__TASK__
Print out each record below, unaltered and complete, without its images.

[start EXERCISE INPUT]

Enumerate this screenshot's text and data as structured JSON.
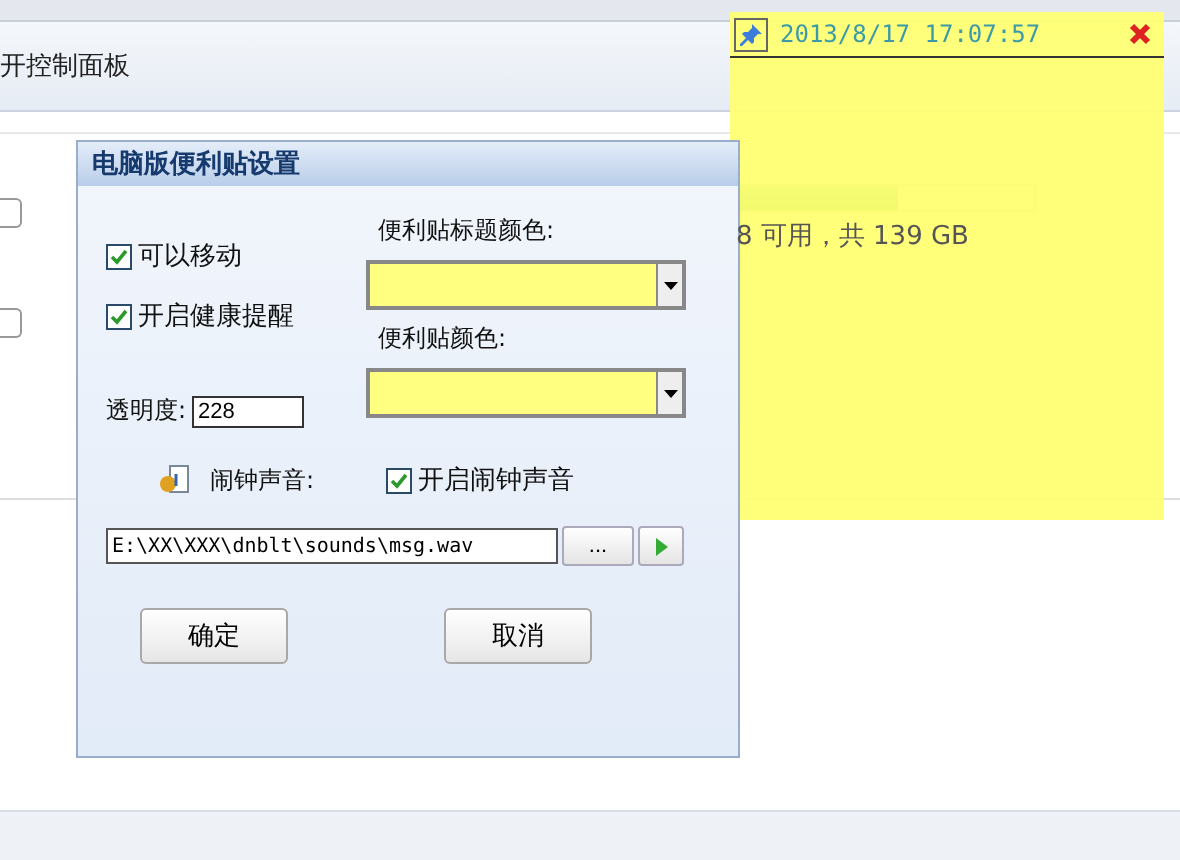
{
  "address_bar": {
    "text": "开控制面板"
  },
  "background": {
    "rows": [
      {
        "checked": false
      },
      {
        "checked": false
      }
    ],
    "drive": {
      "level": 0.54,
      "free_text": "8 可用，共 139 GB"
    }
  },
  "dialog": {
    "title": "电脑版便利贴设置",
    "options": [
      {
        "label": "可以移动",
        "checked": true
      },
      {
        "label": "开启健康提醒",
        "checked": true
      }
    ],
    "title_color_label": "便利贴标题颜色:",
    "note_color_label": "便利贴颜色:",
    "opacity": {
      "label": "透明度:",
      "value": "228"
    },
    "alarm": {
      "label": "闹钟声音:",
      "checkbox": {
        "label": "开启闹钟声音",
        "checked": true
      }
    },
    "sound_path": {
      "value": "E:\\XX\\XXX\\dnblt\\sounds\\msg.wav",
      "browse_label": "..."
    },
    "buttons": [
      "确定",
      "取消"
    ]
  },
  "sticky_note": {
    "timestamp": "2013/8/17 17:07:57",
    "pinned": true
  }
}
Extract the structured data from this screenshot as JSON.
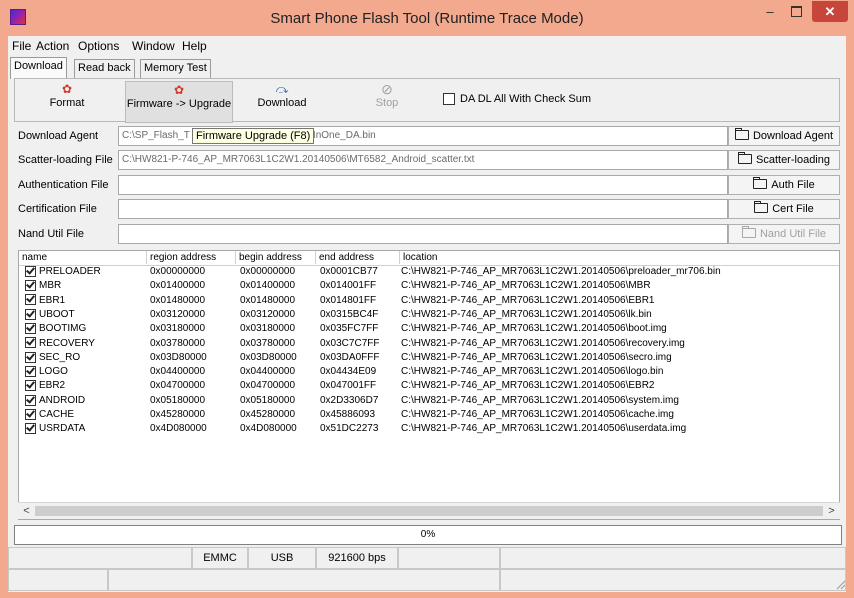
{
  "window": {
    "title": "Smart Phone Flash Tool (Runtime Trace Mode)",
    "minimize": "–",
    "close": "✕"
  },
  "menu": [
    "File",
    "Action",
    "Options",
    "Window",
    "Help"
  ],
  "tabs": [
    "Download",
    "Read back",
    "Memory Test"
  ],
  "toolbar": {
    "format": {
      "label": "Format",
      "icon": "format-icon"
    },
    "firmware_upgrade": {
      "label": "Firmware -> Upgrade",
      "icon": "firmware-upgrade-icon"
    },
    "download": {
      "label": "Download",
      "icon": "download-icon"
    },
    "stop": {
      "label": "Stop",
      "icon": "stop-icon"
    },
    "checksum": {
      "label": "DA DL All With Check Sum",
      "checked": false
    }
  },
  "tooltip": "Firmware Upgrade (F8)",
  "files": {
    "download_agent": {
      "label": "Download Agent",
      "value_prefix": "C:\\SP_Flash_T",
      "value_suffix": "AllInOne_DA.bin",
      "button": "Download Agent"
    },
    "scatter": {
      "label": "Scatter-loading File",
      "value": "C:\\HW821-P-746_AP_MR7063L1C2W1.20140506\\MT6582_Android_scatter.txt",
      "button": "Scatter-loading"
    },
    "auth": {
      "label": "Authentication File",
      "value": "",
      "button": "Auth File"
    },
    "cert": {
      "label": "Certification File",
      "value": "",
      "button": "Cert File"
    },
    "nand": {
      "label": "Nand Util File",
      "value": "",
      "button": "Nand Util File"
    }
  },
  "table": {
    "headers": [
      "name",
      "region address",
      "begin address",
      "end address",
      "location"
    ],
    "rows": [
      {
        "name": "PRELOADER",
        "region": "0x00000000",
        "begin": "0x00000000",
        "end": "0x0001CB77",
        "location": "C:\\HW821-P-746_AP_MR7063L1C2W1.20140506\\preloader_mr706.bin",
        "checked": true
      },
      {
        "name": "MBR",
        "region": "0x01400000",
        "begin": "0x01400000",
        "end": "0x014001FF",
        "location": "C:\\HW821-P-746_AP_MR7063L1C2W1.20140506\\MBR",
        "checked": true
      },
      {
        "name": "EBR1",
        "region": "0x01480000",
        "begin": "0x01480000",
        "end": "0x014801FF",
        "location": "C:\\HW821-P-746_AP_MR7063L1C2W1.20140506\\EBR1",
        "checked": true
      },
      {
        "name": "UBOOT",
        "region": "0x03120000",
        "begin": "0x03120000",
        "end": "0x0315BC4F",
        "location": "C:\\HW821-P-746_AP_MR7063L1C2W1.20140506\\lk.bin",
        "checked": true
      },
      {
        "name": "BOOTIMG",
        "region": "0x03180000",
        "begin": "0x03180000",
        "end": "0x035FC7FF",
        "location": "C:\\HW821-P-746_AP_MR7063L1C2W1.20140506\\boot.img",
        "checked": true
      },
      {
        "name": "RECOVERY",
        "region": "0x03780000",
        "begin": "0x03780000",
        "end": "0x03C7C7FF",
        "location": "C:\\HW821-P-746_AP_MR7063L1C2W1.20140506\\recovery.img",
        "checked": true
      },
      {
        "name": "SEC_RO",
        "region": "0x03D80000",
        "begin": "0x03D80000",
        "end": "0x03DA0FFF",
        "location": "C:\\HW821-P-746_AP_MR7063L1C2W1.20140506\\secro.img",
        "checked": true
      },
      {
        "name": "LOGO",
        "region": "0x04400000",
        "begin": "0x04400000",
        "end": "0x04434E09",
        "location": "C:\\HW821-P-746_AP_MR7063L1C2W1.20140506\\logo.bin",
        "checked": true
      },
      {
        "name": "EBR2",
        "region": "0x04700000",
        "begin": "0x04700000",
        "end": "0x047001FF",
        "location": "C:\\HW821-P-746_AP_MR7063L1C2W1.20140506\\EBR2",
        "checked": true
      },
      {
        "name": "ANDROID",
        "region": "0x05180000",
        "begin": "0x05180000",
        "end": "0x2D3306D7",
        "location": "C:\\HW821-P-746_AP_MR7063L1C2W1.20140506\\system.img",
        "checked": true
      },
      {
        "name": "CACHE",
        "region": "0x45280000",
        "begin": "0x45280000",
        "end": "0x45886093",
        "location": "C:\\HW821-P-746_AP_MR7063L1C2W1.20140506\\cache.img",
        "checked": true
      },
      {
        "name": "USRDATA",
        "region": "0x4D080000",
        "begin": "0x4D080000",
        "end": "0x51DC2273",
        "location": "C:\\HW821-P-746_AP_MR7063L1C2W1.20140506\\userdata.img",
        "checked": true
      }
    ]
  },
  "progress": {
    "text": "0%",
    "value": 0,
    "color": "#3ea5e0"
  },
  "status": {
    "storage": "EMMC",
    "connection": "USB",
    "baud": "921600 bps"
  },
  "colors": {
    "titlebar": "#f3a98e",
    "close": "#c7453a"
  }
}
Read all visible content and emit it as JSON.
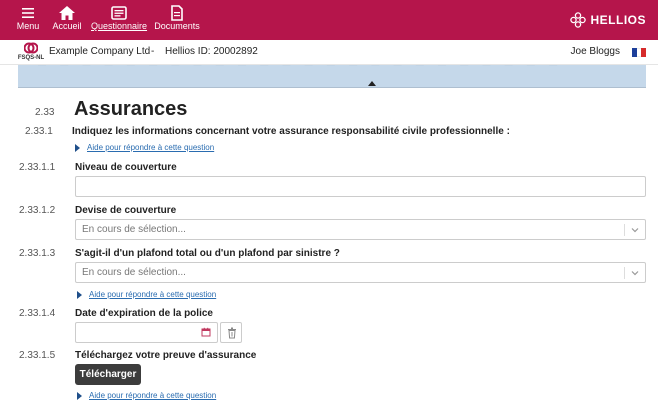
{
  "nav": {
    "menu": {
      "label": "Menu",
      "icon": "hamburger-icon"
    },
    "home": {
      "label": "Accueil",
      "icon": "home-icon"
    },
    "questionnaire": {
      "label": "Questionnaire",
      "icon": "questionnaire-icon"
    },
    "documents": {
      "label": "Documents",
      "icon": "document-icon"
    }
  },
  "brand": {
    "name": "HELLIOS"
  },
  "company": {
    "org_logo_text": "FSQS-NL",
    "name": "Example Company Ltd",
    "separator": "-",
    "hellios_id": "Hellios ID:  20002892",
    "user": "Joe Bloggs"
  },
  "colors": {
    "topbar": "#b5154b",
    "progress": "#c5d8ea",
    "link": "#2a6cb0",
    "button": "#3c3c3c"
  },
  "section": {
    "number": "2.33",
    "title": "Assurances"
  },
  "questions": {
    "q1": {
      "number": "2.33.1",
      "text": "Indiquez les informations concernant votre assurance responsabilité civile professionnelle :",
      "help": "Aide pour répondre à cette question"
    },
    "q11": {
      "number": "2.33.1.1",
      "text": "Niveau de couverture",
      "value": ""
    },
    "q12": {
      "number": "2.33.1.2",
      "text": "Devise de couverture",
      "select_value": "En cours de sélection..."
    },
    "q13": {
      "number": "2.33.1.3",
      "text": "S'agit-il d'un plafond total ou d'un plafond par sinistre ?",
      "select_value": "En cours de sélection...",
      "help": "Aide pour répondre à cette question"
    },
    "q14": {
      "number": "2.33.1.4",
      "text": "Date d'expiration de la police",
      "value": ""
    },
    "q15": {
      "number": "2.33.1.5",
      "text": "Téléchargez votre preuve d'assurance",
      "button": "Télécharger",
      "help": "Aide pour répondre à cette question"
    }
  }
}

[end EXERCISE INPUT]

__CORRECT OUTPUT__
Enumerate this screenshot's text and data as structured JSON.
{
  "address_bar": {
    "text": "开控制面板"
  },
  "background": {
    "rows": [
      {
        "checked": false
      },
      {
        "checked": false
      }
    ],
    "drive": {
      "level": 0.54,
      "free_text": "8 可用，共 139 GB"
    }
  },
  "dialog": {
    "title": "电脑版便利贴设置",
    "options": [
      {
        "label": "可以移动",
        "checked": true
      },
      {
        "label": "开启健康提醒",
        "checked": true
      }
    ],
    "title_color_label": "便利贴标题颜色:",
    "note_color_label": "便利贴颜色:",
    "opacity": {
      "label": "透明度:",
      "value": "228"
    },
    "alarm": {
      "label": "闹钟声音:",
      "checkbox": {
        "label": "开启闹钟声音",
        "checked": true
      }
    },
    "sound_path": {
      "value": "E:\\XX\\XXX\\dnblt\\sounds\\msg.wav",
      "browse_label": "..."
    },
    "buttons": [
      "确定",
      "取消"
    ]
  },
  "sticky_note": {
    "timestamp": "2013/8/17 17:07:57",
    "pinned": true
  }
}
Extract the structured data from this screenshot as JSON.
{
  "window": {
    "title": "Smart Phone Flash Tool (Runtime Trace Mode)",
    "minimize": "–",
    "close": "✕"
  },
  "menu": [
    "File",
    "Action",
    "Options",
    "Window",
    "Help"
  ],
  "tabs": [
    "Download",
    "Read back",
    "Memory Test"
  ],
  "toolbar": {
    "format": {
      "label": "Format",
      "icon": "format-icon"
    },
    "firmware_upgrade": {
      "label": "Firmware -> Upgrade",
      "icon": "firmware-upgrade-icon"
    },
    "download": {
      "label": "Download",
      "icon": "download-icon"
    },
    "stop": {
      "label": "Stop",
      "icon": "stop-icon"
    },
    "checksum": {
      "label": "DA DL All With Check Sum",
      "checked": false
    }
  },
  "tooltip": "Firmware Upgrade (F8)",
  "files": {
    "download_agent": {
      "label": "Download Agent",
      "value_prefix": "C:\\SP_Flash_T",
      "value_suffix": "AllInOne_DA.bin",
      "button": "Download Agent"
    },
    "scatter": {
      "label": "Scatter-loading File",
      "value": "C:\\HW821-P-746_AP_MR7063L1C2W1.20140506\\MT6582_Android_scatter.txt",
      "button": "Scatter-loading"
    },
    "auth": {
      "label": "Authentication File",
      "value": "",
      "button": "Auth File"
    },
    "cert": {
      "label": "Certification File",
      "value": "",
      "button": "Cert File"
    },
    "nand": {
      "label": "Nand Util File",
      "value": "",
      "button": "Nand Util File"
    }
  },
  "table": {
    "headers": [
      "name",
      "region address",
      "begin address",
      "end address",
      "location"
    ],
    "rows": [
      {
        "name": "PRELOADER",
        "region": "0x00000000",
        "begin": "0x00000000",
        "end": "0x0001CB77",
        "location": "C:\\HW821-P-746_AP_MR7063L1C2W1.20140506\\preloader_mr706.bin",
        "checked": true
      },
      {
        "name": "MBR",
        "region": "0x01400000",
        "begin": "0x01400000",
        "end": "0x014001FF",
        "location": "C:\\HW821-P-746_AP_MR7063L1C2W1.20140506\\MBR",
        "checked": true
      },
      {
        "name": "EBR1",
        "region": "0x01480000",
        "begin": "0x01480000",
        "end": "0x014801FF",
        "location": "C:\\HW821-P-746_AP_MR7063L1C2W1.20140506\\EBR1",
        "checked": true
      },
      {
        "name": "UBOOT",
        "region": "0x03120000",
        "begin": "0x03120000",
        "end": "0x0315BC4F",
        "location": "C:\\HW821-P-746_AP_MR7063L1C2W1.20140506\\lk.bin",
        "checked": true
      },
      {
        "name": "BOOTIMG",
        "region": "0x03180000",
        "begin": "0x03180000",
        "end": "0x035FC7FF",
        "location": "C:\\HW821-P-746_AP_MR7063L1C2W1.20140506\\boot.img",
        "checked": true
      },
      {
        "name": "RECOVERY",
        "region": "0x03780000",
        "begin": "0x03780000",
        "end": "0x03C7C7FF",
        "location": "C:\\HW821-P-746_AP_MR7063L1C2W1.20140506\\recovery.img",
        "checked": true
      },
      {
        "name": "SEC_RO",
        "region": "0x03D80000",
        "begin": "0x03D80000",
        "end": "0x03DA0FFF",
        "location": "C:\\HW821-P-746_AP_MR7063L1C2W1.20140506\\secro.img",
        "checked": true
      },
      {
        "name": "LOGO",
        "region": "0x04400000",
        "begin": "0x04400000",
        "end": "0x04434E09",
        "location": "C:\\HW821-P-746_AP_MR7063L1C2W1.20140506\\logo.bin",
        "checked": true
      },
      {
        "name": "EBR2",
        "region": "0x04700000",
        "begin": "0x04700000",
        "end": "0x047001FF",
        "location": "C:\\HW821-P-746_AP_MR7063L1C2W1.20140506\\EBR2",
        "checked": true
      },
      {
        "name": "ANDROID",
        "region": "0x05180000",
        "begin": "0x05180000",
        "end": "0x2D3306D7",
        "location": "C:\\HW821-P-746_AP_MR7063L1C2W1.20140506\\system.img",
        "checked": true
      },
      {
        "name": "CACHE",
        "region": "0x45280000",
        "begin": "0x45280000",
        "end": "0x45886093",
        "location": "C:\\HW821-P-746_AP_MR7063L1C2W1.20140506\\cache.img",
        "checked": true
      },
      {
        "name": "USRDATA",
        "region": "0x4D080000",
        "begin": "0x4D080000",
        "end": "0x51DC2273",
        "location": "C:\\HW821-P-746_AP_MR7063L1C2W1.20140506\\userdata.img",
        "checked": true
      }
    ]
  },
  "progress": {
    "text": "0%",
    "value": 0,
    "color": "#3ea5e0"
  },
  "status": {
    "storage": "EMMC",
    "connection": "USB",
    "baud": "921600 bps"
  },
  "colors": {
    "titlebar": "#f3a98e",
    "close": "#c7453a"
  }
}
Read all visible content and emit it as JSON.
{
  "nav": {
    "menu": {
      "label": "Menu",
      "icon": "hamburger-icon"
    },
    "home": {
      "label": "Accueil",
      "icon": "home-icon"
    },
    "questionnaire": {
      "label": "Questionnaire",
      "icon": "questionnaire-icon"
    },
    "documents": {
      "label": "Documents",
      "icon": "document-icon"
    }
  },
  "brand": {
    "name": "HELLIOS"
  },
  "company": {
    "org_logo_text": "FSQS-NL",
    "name": "Example Company Ltd",
    "separator": "-",
    "hellios_id": "Hellios ID:  20002892",
    "user": "Joe Bloggs"
  },
  "colors": {
    "topbar": "#b5154b",
    "progress": "#c5d8ea",
    "link": "#2a6cb0",
    "button": "#3c3c3c"
  },
  "section": {
    "number": "2.33",
    "title": "Assurances"
  },
  "questions": {
    "q1": {
      "number": "2.33.1",
      "text": "Indiquez les informations concernant votre assurance responsabilité civile professionnelle :",
      "help": "Aide pour répondre à cette question"
    },
    "q11": {
      "number": "2.33.1.1",
      "text": "Niveau de couverture",
      "value": ""
    },
    "q12": {
      "number": "2.33.1.2",
      "text": "Devise de couverture",
      "select_value": "En cours de sélection..."
    },
    "q13": {
      "number": "2.33.1.3",
      "text": "S'agit-il d'un plafond total ou d'un plafond par sinistre ?",
      "select_value": "En cours de sélection...",
      "help": "Aide pour répondre à cette question"
    },
    "q14": {
      "number": "2.33.1.4",
      "text": "Date d'expiration de la police",
      "value": ""
    },
    "q15": {
      "number": "2.33.1.5",
      "text": "Téléchargez votre preuve d'assurance",
      "button": "Télécharger",
      "help": "Aide pour répondre à cette question"
    }
  }
}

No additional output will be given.